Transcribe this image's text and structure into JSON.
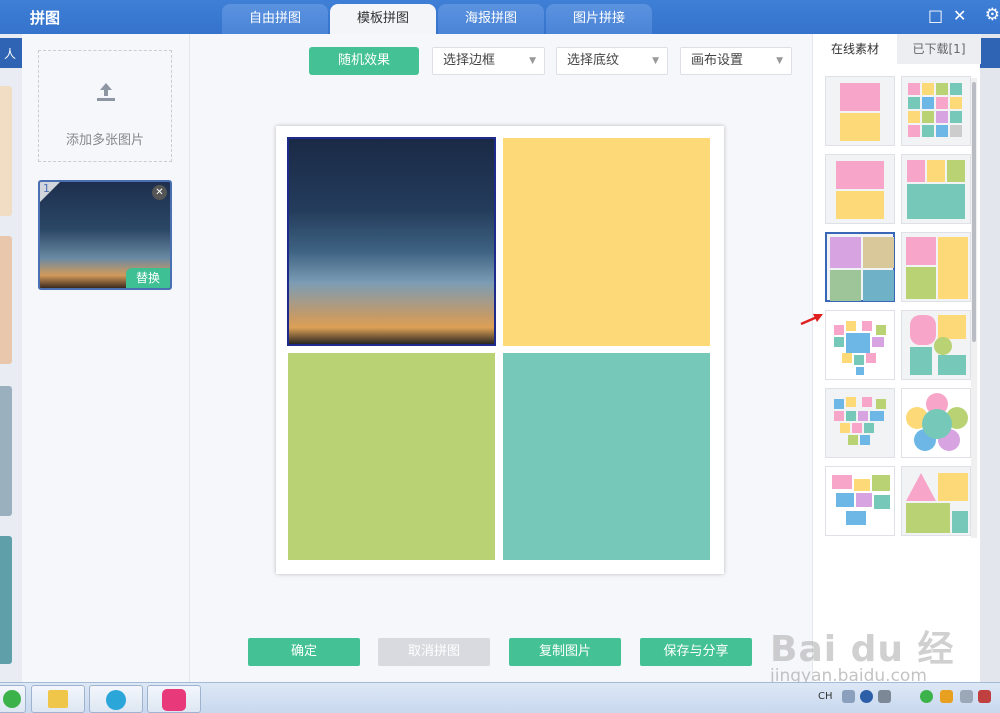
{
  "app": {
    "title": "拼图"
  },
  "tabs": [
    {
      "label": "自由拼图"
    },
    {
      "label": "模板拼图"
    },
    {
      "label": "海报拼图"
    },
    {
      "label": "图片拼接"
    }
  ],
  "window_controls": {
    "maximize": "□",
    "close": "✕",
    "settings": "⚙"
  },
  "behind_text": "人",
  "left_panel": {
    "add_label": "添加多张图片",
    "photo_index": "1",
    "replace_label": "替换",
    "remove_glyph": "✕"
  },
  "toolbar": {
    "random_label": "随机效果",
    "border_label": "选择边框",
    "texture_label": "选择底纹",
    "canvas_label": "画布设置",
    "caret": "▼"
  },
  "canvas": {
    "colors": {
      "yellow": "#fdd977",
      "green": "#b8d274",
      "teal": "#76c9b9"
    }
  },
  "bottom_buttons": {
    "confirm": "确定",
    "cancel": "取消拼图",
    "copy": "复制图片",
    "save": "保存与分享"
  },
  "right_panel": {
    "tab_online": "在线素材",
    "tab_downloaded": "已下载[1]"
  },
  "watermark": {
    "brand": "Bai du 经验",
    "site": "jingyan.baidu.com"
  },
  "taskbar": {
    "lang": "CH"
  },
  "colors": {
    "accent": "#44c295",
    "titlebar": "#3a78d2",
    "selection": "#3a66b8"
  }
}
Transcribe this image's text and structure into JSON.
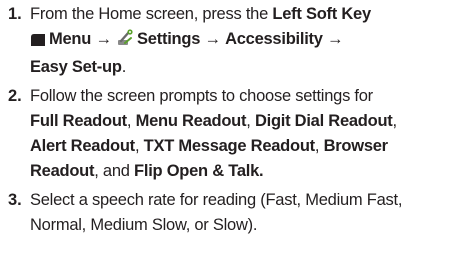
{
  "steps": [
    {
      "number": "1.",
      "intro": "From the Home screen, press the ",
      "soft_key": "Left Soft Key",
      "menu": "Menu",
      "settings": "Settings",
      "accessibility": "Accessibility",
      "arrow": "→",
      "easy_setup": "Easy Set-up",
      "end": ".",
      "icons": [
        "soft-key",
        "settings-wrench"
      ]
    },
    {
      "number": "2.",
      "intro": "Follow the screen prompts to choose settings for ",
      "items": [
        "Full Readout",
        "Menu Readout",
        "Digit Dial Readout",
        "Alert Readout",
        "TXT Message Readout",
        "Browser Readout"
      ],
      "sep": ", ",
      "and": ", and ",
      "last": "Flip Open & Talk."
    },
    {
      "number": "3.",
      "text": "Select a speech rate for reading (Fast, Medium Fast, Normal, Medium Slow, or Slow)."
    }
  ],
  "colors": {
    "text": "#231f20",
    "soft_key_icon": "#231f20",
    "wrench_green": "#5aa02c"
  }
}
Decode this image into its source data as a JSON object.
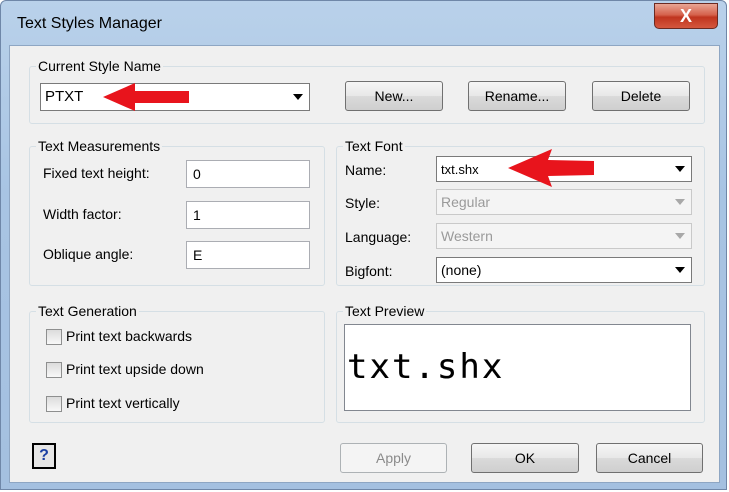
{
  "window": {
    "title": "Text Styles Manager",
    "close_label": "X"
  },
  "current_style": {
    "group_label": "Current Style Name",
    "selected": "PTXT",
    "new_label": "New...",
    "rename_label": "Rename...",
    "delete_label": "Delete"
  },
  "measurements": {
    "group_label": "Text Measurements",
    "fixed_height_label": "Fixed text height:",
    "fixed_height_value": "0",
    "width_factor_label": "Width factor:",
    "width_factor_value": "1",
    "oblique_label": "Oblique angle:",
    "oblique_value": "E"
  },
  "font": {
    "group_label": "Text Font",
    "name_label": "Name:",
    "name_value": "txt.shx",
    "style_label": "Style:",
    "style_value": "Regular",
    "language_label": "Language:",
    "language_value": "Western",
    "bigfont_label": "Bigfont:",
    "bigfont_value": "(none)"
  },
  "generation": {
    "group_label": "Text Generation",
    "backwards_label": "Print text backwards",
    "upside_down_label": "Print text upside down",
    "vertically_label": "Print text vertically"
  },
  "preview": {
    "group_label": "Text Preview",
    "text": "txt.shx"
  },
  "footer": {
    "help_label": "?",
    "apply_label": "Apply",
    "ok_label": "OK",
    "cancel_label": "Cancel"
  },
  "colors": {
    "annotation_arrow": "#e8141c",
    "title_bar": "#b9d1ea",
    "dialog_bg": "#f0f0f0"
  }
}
-----
__Aim__
Establish how many lines of the material above hold the word "intro". Nothing but the count should be returned.

__Exercise solution__
2